▶ [DESCRIPTION OF THE TASK]
Lines of the listing that contain "nose" need to be copied.

▶ [RECORDS FOR THIS TASK]
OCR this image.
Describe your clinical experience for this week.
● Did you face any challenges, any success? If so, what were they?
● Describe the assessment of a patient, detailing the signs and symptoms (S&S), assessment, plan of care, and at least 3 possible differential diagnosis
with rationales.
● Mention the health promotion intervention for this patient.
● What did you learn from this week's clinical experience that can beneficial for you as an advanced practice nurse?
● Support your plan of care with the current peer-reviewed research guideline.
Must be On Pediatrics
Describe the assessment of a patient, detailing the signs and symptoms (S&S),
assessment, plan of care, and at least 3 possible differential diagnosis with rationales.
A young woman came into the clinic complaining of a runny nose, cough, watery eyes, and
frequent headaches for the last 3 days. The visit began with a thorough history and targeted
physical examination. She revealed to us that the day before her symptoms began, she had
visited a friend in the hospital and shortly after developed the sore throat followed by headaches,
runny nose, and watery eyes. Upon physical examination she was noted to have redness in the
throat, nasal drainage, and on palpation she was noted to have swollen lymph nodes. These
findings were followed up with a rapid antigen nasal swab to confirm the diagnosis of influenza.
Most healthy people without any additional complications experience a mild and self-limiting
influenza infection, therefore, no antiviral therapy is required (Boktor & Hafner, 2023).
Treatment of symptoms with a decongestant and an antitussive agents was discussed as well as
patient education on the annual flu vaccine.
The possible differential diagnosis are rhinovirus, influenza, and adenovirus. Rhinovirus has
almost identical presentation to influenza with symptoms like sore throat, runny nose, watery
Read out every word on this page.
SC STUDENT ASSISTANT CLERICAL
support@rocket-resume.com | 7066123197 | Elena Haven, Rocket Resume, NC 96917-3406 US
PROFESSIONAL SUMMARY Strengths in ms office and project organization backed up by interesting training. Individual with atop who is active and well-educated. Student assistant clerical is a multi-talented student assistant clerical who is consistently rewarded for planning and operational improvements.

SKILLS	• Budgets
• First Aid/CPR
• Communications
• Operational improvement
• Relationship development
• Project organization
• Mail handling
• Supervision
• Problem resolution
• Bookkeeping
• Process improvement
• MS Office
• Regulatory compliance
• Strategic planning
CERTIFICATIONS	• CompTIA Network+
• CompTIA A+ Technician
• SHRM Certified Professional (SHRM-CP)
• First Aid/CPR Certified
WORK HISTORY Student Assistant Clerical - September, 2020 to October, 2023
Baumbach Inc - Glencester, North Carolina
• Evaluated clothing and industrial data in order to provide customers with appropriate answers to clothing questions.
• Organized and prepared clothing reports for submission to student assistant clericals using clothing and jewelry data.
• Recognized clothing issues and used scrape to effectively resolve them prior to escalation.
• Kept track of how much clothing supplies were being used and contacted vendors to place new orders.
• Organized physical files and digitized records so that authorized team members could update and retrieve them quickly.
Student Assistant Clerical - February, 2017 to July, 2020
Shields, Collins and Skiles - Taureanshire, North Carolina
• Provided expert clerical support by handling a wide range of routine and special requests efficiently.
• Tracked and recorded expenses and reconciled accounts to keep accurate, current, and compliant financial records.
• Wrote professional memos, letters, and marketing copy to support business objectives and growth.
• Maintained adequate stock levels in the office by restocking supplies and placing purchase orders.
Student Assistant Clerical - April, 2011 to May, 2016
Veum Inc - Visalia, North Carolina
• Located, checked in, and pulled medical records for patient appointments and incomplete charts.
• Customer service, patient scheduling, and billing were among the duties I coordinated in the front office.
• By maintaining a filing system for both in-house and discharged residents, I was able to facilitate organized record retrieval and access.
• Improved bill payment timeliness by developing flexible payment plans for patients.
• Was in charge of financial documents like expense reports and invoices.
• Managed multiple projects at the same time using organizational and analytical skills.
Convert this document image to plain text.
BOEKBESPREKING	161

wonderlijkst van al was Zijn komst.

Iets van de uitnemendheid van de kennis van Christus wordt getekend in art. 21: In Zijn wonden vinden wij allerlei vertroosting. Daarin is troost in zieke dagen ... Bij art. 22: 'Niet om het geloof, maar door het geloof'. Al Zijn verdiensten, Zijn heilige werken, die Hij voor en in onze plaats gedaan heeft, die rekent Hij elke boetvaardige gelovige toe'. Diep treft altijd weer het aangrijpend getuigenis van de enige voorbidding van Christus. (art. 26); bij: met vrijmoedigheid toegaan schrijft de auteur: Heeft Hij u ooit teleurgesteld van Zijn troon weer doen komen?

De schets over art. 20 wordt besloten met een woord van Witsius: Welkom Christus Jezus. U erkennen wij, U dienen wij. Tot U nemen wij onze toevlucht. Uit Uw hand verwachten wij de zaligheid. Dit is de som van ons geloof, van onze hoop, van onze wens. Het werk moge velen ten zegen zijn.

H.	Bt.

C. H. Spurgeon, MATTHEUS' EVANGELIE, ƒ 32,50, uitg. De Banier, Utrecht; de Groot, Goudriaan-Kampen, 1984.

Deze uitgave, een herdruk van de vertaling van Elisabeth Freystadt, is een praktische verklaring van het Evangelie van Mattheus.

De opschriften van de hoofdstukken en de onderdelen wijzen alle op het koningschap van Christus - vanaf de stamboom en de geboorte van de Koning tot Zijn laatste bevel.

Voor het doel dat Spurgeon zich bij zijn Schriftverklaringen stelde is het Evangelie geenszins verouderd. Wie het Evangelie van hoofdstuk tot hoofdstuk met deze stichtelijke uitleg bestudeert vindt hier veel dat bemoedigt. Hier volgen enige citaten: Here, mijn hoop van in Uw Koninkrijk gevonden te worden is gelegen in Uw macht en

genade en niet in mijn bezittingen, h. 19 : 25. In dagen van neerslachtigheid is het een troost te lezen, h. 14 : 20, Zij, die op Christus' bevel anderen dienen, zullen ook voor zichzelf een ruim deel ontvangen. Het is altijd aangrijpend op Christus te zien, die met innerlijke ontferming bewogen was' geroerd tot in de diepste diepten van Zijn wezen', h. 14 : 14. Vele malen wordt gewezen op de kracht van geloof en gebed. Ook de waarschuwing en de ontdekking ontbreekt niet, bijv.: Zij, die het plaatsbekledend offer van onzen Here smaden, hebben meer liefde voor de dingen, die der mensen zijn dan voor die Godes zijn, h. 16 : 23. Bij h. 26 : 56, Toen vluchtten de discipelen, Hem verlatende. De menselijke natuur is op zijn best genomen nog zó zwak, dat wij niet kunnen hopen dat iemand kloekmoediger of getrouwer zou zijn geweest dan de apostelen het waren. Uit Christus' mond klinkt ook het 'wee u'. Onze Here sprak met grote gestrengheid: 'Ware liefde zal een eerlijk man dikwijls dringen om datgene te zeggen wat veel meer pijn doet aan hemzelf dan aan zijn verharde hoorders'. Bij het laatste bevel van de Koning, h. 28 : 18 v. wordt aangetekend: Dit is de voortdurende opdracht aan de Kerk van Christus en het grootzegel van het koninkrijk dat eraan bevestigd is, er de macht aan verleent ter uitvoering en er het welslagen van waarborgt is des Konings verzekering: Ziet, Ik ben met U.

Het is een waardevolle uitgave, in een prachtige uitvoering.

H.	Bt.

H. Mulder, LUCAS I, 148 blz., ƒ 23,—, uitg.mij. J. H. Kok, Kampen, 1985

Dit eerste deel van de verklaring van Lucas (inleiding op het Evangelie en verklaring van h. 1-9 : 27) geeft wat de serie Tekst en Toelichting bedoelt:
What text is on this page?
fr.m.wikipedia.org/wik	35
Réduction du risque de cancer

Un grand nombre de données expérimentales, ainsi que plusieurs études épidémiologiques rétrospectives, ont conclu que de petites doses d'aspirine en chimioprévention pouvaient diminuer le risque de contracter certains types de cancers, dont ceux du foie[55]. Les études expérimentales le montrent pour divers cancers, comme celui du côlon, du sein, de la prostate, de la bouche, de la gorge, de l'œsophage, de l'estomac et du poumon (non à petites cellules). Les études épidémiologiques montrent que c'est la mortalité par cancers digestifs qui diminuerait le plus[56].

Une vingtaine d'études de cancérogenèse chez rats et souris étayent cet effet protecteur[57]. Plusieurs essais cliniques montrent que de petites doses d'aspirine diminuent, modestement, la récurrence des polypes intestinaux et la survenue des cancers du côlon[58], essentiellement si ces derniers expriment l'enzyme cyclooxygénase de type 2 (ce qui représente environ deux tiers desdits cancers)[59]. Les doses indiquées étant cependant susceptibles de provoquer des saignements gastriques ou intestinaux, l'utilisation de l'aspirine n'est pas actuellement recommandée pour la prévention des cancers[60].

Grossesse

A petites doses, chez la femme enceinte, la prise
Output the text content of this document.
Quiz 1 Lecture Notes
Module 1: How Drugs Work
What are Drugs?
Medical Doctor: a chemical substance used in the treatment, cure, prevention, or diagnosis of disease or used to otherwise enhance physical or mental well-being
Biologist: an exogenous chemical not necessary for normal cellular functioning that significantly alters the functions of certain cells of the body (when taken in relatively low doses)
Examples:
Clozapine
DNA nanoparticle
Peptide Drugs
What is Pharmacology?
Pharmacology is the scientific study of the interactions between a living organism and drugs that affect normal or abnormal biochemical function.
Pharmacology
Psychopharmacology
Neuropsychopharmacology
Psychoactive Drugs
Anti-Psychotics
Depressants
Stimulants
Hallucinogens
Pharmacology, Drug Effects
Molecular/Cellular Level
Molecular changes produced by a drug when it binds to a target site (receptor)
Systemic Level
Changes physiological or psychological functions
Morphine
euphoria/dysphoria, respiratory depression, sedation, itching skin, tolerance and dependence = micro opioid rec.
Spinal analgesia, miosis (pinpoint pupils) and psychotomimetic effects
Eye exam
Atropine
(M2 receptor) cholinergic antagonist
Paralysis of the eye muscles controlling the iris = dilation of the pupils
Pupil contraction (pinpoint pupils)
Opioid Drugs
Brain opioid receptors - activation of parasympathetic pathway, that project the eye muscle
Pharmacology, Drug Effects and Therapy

▶ [OUTPUT OF THE EXERCISE]
A young woman came into the clinic complaining of a runny nose, cough, watery eyes, and
runny nose, and watery eyes. Upon physical examination she was noted to have redness in the
almost identical presentation to influenza with symptoms like sore throat, runny nose, watery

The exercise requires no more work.